→ THE REQUEST: In the entries below, find the lines that contain the word "source" and copy them.

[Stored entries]

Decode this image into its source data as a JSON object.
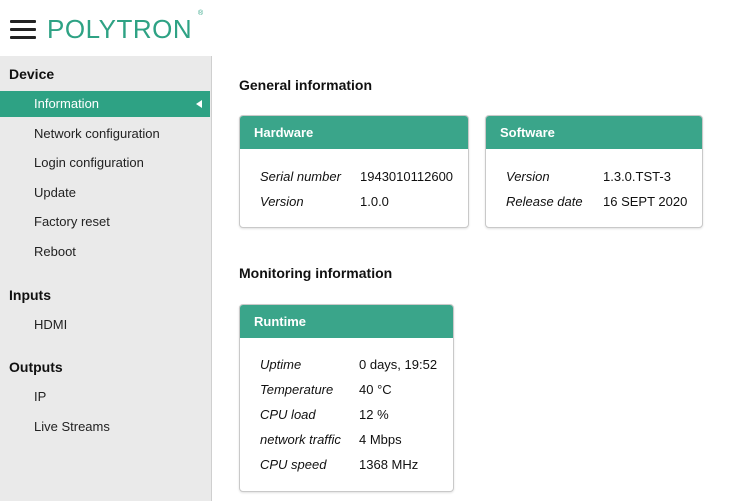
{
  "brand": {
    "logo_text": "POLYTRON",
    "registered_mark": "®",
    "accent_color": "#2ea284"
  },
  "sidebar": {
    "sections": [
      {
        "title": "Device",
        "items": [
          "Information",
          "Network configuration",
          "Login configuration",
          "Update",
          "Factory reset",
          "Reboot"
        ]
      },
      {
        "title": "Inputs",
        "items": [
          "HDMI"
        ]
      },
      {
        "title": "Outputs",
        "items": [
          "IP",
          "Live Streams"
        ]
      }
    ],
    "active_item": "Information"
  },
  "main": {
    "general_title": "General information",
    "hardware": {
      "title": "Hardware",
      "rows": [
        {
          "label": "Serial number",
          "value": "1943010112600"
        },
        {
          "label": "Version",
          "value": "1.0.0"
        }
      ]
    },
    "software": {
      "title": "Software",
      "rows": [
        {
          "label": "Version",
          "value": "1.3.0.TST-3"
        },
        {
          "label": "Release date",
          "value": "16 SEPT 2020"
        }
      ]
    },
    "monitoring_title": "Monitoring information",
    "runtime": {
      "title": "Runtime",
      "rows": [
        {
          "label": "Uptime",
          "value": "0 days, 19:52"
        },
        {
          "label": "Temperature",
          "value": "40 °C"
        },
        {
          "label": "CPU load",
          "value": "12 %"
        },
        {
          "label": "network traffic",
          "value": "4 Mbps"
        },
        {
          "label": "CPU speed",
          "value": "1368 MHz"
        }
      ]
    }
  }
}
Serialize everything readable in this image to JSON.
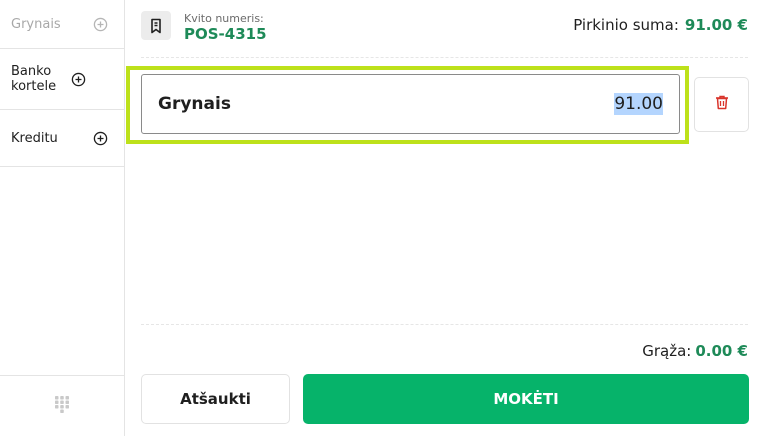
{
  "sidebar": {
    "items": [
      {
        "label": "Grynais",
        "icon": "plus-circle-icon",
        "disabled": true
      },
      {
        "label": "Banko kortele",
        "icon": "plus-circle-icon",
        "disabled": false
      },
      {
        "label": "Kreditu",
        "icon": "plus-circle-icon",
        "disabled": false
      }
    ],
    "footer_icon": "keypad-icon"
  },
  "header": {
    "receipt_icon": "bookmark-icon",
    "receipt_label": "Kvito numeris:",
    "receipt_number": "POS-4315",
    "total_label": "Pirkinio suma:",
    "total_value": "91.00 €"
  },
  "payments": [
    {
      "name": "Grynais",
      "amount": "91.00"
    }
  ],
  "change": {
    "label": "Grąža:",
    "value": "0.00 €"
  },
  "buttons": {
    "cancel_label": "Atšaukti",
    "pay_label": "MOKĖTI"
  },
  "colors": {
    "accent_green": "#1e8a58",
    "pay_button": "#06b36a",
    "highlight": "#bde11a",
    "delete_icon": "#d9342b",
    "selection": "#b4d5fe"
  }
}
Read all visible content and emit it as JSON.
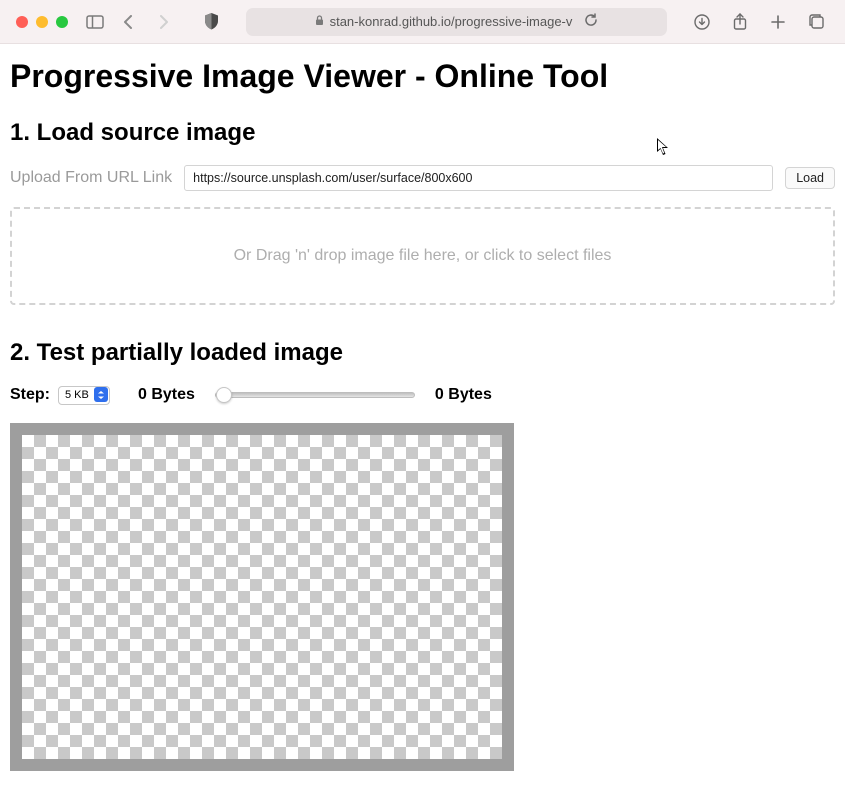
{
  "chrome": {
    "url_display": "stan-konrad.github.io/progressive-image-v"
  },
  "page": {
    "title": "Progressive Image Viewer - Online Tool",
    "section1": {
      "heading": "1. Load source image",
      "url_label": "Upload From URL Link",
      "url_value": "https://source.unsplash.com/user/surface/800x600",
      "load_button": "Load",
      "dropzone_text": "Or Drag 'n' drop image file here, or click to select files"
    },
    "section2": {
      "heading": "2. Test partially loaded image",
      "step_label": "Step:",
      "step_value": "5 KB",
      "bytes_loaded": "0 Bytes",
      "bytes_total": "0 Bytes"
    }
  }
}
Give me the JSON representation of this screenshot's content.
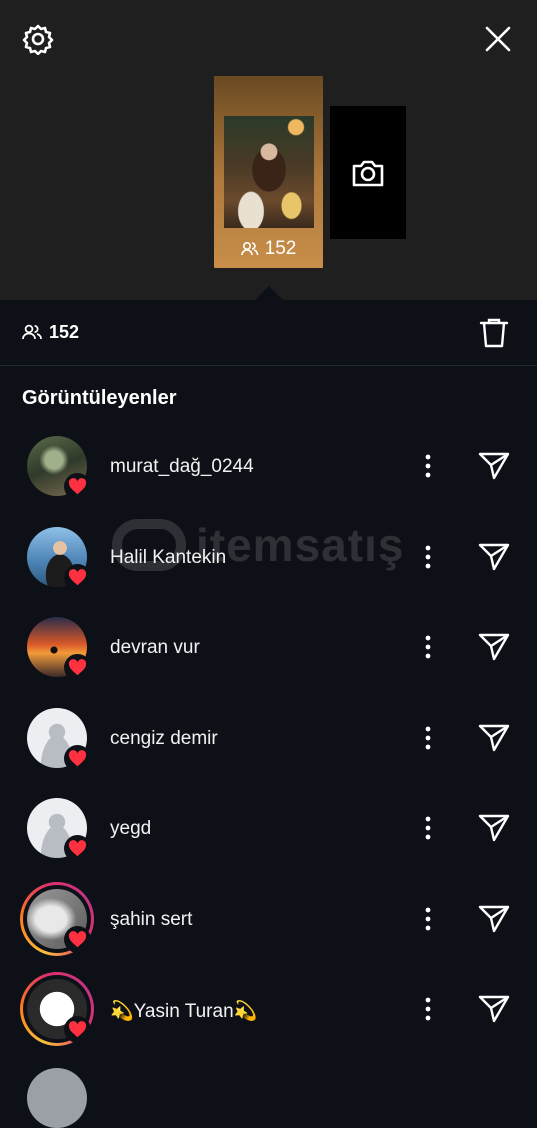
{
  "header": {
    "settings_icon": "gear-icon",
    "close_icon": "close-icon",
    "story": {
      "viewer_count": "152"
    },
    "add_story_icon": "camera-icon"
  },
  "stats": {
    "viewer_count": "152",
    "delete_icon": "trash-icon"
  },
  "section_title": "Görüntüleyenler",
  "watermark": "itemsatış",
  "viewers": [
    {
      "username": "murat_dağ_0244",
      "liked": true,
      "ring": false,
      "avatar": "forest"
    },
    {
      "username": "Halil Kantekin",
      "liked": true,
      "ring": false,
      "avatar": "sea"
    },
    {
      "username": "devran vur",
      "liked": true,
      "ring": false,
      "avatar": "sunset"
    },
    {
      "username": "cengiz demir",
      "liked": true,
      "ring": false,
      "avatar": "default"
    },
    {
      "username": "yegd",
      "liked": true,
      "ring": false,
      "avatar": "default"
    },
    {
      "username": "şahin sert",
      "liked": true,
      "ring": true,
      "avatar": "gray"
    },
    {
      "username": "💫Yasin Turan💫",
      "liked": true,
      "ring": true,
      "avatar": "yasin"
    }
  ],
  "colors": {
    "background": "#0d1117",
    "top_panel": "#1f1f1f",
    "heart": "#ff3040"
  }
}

→ SOLUTION TO THIS PROBLEM:
Decode this image into its source data as a JSON object.
      "heading": "1. Load source image",
      "url_value": "https://source.unsplash.com/user/surface/800x600",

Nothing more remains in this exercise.